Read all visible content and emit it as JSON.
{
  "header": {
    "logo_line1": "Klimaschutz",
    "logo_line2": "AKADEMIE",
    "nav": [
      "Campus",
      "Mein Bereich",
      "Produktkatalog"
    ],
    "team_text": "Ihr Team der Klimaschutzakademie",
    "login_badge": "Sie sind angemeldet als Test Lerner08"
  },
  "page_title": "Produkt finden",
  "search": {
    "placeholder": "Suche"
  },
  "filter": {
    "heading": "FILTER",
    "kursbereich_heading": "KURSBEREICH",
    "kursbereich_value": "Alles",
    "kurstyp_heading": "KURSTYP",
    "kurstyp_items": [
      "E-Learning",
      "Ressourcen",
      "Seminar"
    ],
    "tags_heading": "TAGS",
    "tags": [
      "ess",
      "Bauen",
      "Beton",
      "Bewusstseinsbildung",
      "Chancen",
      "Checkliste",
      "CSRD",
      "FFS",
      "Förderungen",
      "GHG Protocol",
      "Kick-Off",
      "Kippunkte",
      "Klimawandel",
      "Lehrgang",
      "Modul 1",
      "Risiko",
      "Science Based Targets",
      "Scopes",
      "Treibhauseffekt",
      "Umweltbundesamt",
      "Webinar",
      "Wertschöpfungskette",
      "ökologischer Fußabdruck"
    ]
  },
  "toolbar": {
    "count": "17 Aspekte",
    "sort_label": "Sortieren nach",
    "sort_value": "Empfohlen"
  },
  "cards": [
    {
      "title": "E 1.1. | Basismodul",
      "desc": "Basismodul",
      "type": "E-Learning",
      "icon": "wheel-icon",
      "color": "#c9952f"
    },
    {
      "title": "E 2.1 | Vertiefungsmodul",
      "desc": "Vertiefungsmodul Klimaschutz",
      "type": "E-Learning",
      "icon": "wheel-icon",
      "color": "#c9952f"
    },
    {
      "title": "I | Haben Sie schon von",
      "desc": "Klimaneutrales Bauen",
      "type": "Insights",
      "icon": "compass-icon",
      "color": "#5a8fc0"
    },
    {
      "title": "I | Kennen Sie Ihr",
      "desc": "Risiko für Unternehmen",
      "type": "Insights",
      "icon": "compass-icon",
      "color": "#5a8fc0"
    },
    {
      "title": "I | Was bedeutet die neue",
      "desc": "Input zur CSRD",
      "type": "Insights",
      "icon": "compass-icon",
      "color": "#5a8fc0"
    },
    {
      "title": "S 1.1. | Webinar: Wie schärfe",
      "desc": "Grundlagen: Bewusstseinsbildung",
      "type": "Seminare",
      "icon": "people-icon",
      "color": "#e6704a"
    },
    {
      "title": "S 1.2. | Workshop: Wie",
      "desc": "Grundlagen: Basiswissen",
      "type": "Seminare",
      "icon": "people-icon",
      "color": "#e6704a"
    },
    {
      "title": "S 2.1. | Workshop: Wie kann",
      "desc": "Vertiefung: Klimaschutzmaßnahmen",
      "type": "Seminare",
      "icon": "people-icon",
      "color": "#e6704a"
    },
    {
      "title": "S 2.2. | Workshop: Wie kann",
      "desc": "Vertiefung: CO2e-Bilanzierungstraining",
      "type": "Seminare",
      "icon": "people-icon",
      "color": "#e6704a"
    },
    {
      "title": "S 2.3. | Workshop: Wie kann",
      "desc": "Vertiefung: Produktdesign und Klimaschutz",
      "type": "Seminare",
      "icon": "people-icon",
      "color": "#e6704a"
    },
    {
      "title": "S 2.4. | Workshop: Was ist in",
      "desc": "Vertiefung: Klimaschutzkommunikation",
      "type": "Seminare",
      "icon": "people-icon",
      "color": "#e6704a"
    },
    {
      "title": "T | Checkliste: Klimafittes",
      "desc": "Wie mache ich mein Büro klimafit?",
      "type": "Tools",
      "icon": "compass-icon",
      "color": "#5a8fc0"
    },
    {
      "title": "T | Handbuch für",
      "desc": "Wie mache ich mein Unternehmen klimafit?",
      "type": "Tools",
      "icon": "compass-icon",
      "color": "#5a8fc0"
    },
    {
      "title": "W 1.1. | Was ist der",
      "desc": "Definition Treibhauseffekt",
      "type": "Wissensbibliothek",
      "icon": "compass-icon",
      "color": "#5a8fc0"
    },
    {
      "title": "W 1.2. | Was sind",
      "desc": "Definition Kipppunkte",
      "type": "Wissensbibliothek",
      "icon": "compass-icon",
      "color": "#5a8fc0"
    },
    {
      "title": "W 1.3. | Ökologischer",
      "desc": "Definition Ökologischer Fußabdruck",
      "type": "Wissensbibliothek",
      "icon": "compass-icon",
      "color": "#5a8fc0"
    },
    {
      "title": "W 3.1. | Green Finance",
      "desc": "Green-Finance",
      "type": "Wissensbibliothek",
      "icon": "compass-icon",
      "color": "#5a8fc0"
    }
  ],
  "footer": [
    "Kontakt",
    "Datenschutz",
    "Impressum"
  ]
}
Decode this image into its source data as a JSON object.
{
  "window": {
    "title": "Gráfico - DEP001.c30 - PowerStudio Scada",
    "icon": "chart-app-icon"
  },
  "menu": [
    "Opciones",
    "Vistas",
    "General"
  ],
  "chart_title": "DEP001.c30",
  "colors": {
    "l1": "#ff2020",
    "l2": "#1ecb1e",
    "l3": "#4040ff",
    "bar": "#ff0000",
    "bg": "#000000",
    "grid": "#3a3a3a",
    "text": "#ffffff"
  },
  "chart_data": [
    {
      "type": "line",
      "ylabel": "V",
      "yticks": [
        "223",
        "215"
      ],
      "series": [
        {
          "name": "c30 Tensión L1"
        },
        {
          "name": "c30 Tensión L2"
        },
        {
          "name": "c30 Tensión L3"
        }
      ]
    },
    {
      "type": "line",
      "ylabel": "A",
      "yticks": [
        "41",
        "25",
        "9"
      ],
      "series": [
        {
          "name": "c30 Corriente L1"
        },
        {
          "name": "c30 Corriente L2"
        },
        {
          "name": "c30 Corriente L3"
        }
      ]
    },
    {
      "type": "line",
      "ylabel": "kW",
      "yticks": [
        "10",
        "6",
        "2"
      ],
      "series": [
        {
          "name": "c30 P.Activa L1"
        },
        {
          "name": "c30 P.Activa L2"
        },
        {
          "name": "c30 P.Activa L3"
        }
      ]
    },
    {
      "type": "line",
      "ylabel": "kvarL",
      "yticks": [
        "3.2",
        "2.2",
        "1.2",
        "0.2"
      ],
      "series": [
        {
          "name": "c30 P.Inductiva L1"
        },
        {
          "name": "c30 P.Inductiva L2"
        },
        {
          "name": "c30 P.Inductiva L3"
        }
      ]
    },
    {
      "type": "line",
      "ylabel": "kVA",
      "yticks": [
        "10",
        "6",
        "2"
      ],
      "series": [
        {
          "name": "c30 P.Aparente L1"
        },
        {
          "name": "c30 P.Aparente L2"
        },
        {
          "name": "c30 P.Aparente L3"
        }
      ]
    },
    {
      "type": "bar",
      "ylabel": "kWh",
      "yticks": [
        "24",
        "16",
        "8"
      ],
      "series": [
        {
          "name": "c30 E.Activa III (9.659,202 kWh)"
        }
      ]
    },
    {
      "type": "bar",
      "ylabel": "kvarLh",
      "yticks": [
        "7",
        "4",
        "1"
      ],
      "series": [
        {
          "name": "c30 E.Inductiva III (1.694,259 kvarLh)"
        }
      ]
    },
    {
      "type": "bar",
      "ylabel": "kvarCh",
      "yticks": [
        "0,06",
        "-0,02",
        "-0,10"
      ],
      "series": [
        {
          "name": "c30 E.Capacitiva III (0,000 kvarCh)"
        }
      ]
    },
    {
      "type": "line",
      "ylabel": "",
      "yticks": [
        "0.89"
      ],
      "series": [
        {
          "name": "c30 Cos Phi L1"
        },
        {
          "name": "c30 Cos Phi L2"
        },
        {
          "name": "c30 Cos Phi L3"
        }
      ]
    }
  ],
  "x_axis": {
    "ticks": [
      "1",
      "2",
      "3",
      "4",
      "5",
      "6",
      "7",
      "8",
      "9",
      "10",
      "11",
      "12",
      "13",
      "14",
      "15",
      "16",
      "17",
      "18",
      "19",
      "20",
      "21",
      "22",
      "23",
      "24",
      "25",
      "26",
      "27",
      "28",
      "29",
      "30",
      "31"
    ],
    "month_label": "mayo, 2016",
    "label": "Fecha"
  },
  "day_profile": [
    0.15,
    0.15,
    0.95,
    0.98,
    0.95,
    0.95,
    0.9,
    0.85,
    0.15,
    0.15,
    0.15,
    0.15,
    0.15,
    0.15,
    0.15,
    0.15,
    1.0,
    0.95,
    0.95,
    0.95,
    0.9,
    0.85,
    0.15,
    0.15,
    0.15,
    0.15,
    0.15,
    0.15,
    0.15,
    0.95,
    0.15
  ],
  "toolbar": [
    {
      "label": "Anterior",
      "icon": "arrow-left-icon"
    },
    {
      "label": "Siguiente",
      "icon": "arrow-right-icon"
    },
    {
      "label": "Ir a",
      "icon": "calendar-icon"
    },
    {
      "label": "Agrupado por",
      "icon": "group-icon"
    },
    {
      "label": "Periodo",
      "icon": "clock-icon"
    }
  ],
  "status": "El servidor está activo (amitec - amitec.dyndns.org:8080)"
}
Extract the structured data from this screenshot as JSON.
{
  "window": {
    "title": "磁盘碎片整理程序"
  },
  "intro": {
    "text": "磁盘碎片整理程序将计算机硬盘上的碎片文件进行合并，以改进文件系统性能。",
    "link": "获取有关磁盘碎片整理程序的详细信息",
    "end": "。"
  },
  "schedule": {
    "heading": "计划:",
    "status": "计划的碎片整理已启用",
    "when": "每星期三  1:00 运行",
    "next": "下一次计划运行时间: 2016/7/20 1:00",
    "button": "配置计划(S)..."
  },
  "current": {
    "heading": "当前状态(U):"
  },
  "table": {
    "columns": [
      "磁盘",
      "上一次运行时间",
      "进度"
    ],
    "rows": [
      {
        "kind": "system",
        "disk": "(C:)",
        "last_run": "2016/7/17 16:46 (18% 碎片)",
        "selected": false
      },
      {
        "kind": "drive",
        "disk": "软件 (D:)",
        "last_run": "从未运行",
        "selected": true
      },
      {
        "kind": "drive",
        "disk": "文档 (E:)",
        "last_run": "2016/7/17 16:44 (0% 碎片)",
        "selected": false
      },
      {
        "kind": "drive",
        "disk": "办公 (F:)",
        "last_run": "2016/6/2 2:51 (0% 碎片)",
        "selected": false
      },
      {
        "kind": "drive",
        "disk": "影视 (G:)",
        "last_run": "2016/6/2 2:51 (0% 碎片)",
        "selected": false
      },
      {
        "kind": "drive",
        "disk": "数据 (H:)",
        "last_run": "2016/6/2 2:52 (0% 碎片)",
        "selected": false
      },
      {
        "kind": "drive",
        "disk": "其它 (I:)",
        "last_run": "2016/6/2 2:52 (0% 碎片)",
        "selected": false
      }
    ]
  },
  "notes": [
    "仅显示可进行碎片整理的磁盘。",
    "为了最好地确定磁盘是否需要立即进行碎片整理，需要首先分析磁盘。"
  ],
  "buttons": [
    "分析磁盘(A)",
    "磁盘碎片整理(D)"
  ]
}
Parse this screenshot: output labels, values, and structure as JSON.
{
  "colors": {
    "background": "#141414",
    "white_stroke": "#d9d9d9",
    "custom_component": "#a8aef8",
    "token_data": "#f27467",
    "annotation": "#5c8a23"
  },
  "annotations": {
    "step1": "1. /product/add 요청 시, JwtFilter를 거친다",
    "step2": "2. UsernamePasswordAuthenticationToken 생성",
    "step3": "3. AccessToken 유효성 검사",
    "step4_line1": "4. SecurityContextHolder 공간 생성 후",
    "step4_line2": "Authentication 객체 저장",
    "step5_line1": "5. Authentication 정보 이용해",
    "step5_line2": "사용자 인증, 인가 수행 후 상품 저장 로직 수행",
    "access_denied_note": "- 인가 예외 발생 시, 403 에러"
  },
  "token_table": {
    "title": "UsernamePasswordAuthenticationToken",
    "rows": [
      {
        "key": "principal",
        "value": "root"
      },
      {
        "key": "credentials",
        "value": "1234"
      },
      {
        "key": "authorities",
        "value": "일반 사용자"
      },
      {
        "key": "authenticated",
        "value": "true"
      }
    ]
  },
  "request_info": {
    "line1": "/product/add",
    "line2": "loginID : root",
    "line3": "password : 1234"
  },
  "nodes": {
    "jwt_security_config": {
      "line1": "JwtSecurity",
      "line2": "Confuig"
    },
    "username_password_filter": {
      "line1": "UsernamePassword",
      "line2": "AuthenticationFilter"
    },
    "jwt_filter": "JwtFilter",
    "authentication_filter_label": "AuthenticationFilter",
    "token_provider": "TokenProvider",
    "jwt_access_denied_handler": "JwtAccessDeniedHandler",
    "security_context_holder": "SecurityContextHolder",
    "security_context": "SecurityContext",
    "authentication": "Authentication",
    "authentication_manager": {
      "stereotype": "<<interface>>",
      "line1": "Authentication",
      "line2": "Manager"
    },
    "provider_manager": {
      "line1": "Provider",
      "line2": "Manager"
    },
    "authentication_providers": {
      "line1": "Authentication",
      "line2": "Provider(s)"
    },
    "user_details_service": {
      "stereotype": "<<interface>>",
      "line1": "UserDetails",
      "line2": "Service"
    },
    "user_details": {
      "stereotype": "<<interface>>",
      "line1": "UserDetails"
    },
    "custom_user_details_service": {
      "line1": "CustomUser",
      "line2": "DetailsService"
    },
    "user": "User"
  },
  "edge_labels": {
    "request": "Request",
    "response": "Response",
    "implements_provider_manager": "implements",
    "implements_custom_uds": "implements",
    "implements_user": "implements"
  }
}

- - - - - - -

» **WHAT IS BEING ASKED**
Search the data for the word "Treibhauseffekt" and copy each line where it appears.

» **COMPLETED TASK**
      "Treibhauseffekt",
      "desc": "Definition Treibhauseffekt",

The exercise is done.